Collected data entries:

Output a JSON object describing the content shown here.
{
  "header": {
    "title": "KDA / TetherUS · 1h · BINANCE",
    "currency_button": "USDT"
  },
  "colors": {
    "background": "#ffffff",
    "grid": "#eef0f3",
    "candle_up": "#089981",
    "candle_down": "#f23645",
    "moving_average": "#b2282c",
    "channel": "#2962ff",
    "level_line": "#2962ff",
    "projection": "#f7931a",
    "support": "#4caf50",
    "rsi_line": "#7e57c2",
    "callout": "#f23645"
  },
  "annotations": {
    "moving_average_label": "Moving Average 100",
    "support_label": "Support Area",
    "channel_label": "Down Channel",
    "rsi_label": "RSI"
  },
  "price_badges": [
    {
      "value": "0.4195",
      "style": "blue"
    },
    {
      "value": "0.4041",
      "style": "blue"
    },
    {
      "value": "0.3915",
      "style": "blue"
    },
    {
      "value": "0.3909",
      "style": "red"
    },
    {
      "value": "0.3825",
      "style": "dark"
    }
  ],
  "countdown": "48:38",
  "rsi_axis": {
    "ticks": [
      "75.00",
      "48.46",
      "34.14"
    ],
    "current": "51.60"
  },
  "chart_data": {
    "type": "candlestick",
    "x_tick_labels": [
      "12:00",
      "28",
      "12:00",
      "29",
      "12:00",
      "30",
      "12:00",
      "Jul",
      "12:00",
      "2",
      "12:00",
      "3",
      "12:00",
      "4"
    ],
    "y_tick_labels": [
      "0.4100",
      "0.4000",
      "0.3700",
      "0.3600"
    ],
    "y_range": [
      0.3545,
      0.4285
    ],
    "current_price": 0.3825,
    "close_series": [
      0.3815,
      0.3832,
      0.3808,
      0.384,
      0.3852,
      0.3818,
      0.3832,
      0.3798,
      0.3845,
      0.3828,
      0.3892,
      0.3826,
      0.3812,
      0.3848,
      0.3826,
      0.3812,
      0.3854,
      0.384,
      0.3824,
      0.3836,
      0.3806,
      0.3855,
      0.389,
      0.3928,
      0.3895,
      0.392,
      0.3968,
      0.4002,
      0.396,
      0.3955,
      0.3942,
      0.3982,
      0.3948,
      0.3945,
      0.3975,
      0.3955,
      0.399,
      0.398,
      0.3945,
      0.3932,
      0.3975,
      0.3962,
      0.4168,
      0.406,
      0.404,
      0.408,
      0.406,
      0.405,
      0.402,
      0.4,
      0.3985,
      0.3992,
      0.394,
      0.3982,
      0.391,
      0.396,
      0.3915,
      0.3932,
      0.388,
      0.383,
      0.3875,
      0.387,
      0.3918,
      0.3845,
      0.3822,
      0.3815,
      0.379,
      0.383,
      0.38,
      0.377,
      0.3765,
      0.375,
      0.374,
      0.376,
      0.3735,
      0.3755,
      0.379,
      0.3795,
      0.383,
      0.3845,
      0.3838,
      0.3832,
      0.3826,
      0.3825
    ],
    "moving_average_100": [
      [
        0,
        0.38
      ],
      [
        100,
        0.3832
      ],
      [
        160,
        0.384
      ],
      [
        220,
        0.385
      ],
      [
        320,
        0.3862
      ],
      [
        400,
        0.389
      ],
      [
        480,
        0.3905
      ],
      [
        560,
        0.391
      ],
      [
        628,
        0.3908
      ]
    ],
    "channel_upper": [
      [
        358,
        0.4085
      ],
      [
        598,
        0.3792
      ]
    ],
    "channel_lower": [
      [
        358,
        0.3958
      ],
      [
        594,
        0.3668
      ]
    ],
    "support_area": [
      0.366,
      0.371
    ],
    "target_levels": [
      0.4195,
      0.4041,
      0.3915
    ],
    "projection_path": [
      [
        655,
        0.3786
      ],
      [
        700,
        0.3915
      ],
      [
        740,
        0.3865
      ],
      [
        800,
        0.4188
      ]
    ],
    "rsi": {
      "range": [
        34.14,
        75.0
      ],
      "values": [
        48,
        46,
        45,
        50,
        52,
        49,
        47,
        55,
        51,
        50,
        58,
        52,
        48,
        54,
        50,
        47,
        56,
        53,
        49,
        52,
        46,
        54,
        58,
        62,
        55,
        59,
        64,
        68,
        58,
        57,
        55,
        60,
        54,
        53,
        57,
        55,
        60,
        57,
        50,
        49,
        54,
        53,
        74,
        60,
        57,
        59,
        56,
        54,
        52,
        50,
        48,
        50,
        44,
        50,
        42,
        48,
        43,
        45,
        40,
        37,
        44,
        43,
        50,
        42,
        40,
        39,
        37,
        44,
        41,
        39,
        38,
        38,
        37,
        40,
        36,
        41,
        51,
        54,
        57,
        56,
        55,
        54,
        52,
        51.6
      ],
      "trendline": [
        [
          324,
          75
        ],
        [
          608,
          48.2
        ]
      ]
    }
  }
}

The task: Write out every line of the records exactly.

Task response:
Output a JSON object describing the content shown here.
{
  "header": {
    "title": "KDA / TetherUS · 1h · BINANCE",
    "currency_button": "USDT"
  },
  "colors": {
    "background": "#ffffff",
    "grid": "#eef0f3",
    "candle_up": "#089981",
    "candle_down": "#f23645",
    "moving_average": "#b2282c",
    "channel": "#2962ff",
    "level_line": "#2962ff",
    "projection": "#f7931a",
    "support": "#4caf50",
    "rsi_line": "#7e57c2",
    "callout": "#f23645"
  },
  "annotations": {
    "moving_average_label": "Moving Average 100",
    "support_label": "Support Area",
    "channel_label": "Down Channel",
    "rsi_label": "RSI"
  },
  "price_badges": [
    {
      "value": "0.4195",
      "style": "blue"
    },
    {
      "value": "0.4041",
      "style": "blue"
    },
    {
      "value": "0.3915",
      "style": "blue"
    },
    {
      "value": "0.3909",
      "style": "red"
    },
    {
      "value": "0.3825",
      "style": "dark"
    }
  ],
  "countdown": "48:38",
  "rsi_axis": {
    "ticks": [
      "75.00",
      "48.46",
      "34.14"
    ],
    "current": "51.60"
  },
  "chart_data": {
    "type": "candlestick",
    "x_tick_labels": [
      "12:00",
      "28",
      "12:00",
      "29",
      "12:00",
      "30",
      "12:00",
      "Jul",
      "12:00",
      "2",
      "12:00",
      "3",
      "12:00",
      "4"
    ],
    "y_tick_labels": [
      "0.4100",
      "0.4000",
      "0.3700",
      "0.3600"
    ],
    "y_range": [
      0.3545,
      0.4285
    ],
    "current_price": 0.3825,
    "close_series": [
      0.3815,
      0.3832,
      0.3808,
      0.384,
      0.3852,
      0.3818,
      0.3832,
      0.3798,
      0.3845,
      0.3828,
      0.3892,
      0.3826,
      0.3812,
      0.3848,
      0.3826,
      0.3812,
      0.3854,
      0.384,
      0.3824,
      0.3836,
      0.3806,
      0.3855,
      0.389,
      0.3928,
      0.3895,
      0.392,
      0.3968,
      0.4002,
      0.396,
      0.3955,
      0.3942,
      0.3982,
      0.3948,
      0.3945,
      0.3975,
      0.3955,
      0.399,
      0.398,
      0.3945,
      0.3932,
      0.3975,
      0.3962,
      0.4168,
      0.406,
      0.404,
      0.408,
      0.406,
      0.405,
      0.402,
      0.4,
      0.3985,
      0.3992,
      0.394,
      0.3982,
      0.391,
      0.396,
      0.3915,
      0.3932,
      0.388,
      0.383,
      0.3875,
      0.387,
      0.3918,
      0.3845,
      0.3822,
      0.3815,
      0.379,
      0.383,
      0.38,
      0.377,
      0.3765,
      0.375,
      0.374,
      0.376,
      0.3735,
      0.3755,
      0.379,
      0.3795,
      0.383,
      0.3845,
      0.3838,
      0.3832,
      0.3826,
      0.3825
    ],
    "moving_average_100": [
      [
        0,
        0.38
      ],
      [
        100,
        0.3832
      ],
      [
        160,
        0.384
      ],
      [
        220,
        0.385
      ],
      [
        320,
        0.3862
      ],
      [
        400,
        0.389
      ],
      [
        480,
        0.3905
      ],
      [
        560,
        0.391
      ],
      [
        628,
        0.3908
      ]
    ],
    "channel_upper": [
      [
        358,
        0.4085
      ],
      [
        598,
        0.3792
      ]
    ],
    "channel_lower": [
      [
        358,
        0.3958
      ],
      [
        594,
        0.3668
      ]
    ],
    "support_area": [
      0.366,
      0.371
    ],
    "target_levels": [
      0.4195,
      0.4041,
      0.3915
    ],
    "projection_path": [
      [
        655,
        0.3786
      ],
      [
        700,
        0.3915
      ],
      [
        740,
        0.3865
      ],
      [
        800,
        0.4188
      ]
    ],
    "rsi": {
      "range": [
        34.14,
        75.0
      ],
      "values": [
        48,
        46,
        45,
        50,
        52,
        49,
        47,
        55,
        51,
        50,
        58,
        52,
        48,
        54,
        50,
        47,
        56,
        53,
        49,
        52,
        46,
        54,
        58,
        62,
        55,
        59,
        64,
        68,
        58,
        57,
        55,
        60,
        54,
        53,
        57,
        55,
        60,
        57,
        50,
        49,
        54,
        53,
        74,
        60,
        57,
        59,
        56,
        54,
        52,
        50,
        48,
        50,
        44,
        50,
        42,
        48,
        43,
        45,
        40,
        37,
        44,
        43,
        50,
        42,
        40,
        39,
        37,
        44,
        41,
        39,
        38,
        38,
        37,
        40,
        36,
        41,
        51,
        54,
        57,
        56,
        55,
        54,
        52,
        51.6
      ],
      "trendline": [
        [
          324,
          75
        ],
        [
          608,
          48.2
        ]
      ]
    }
  }
}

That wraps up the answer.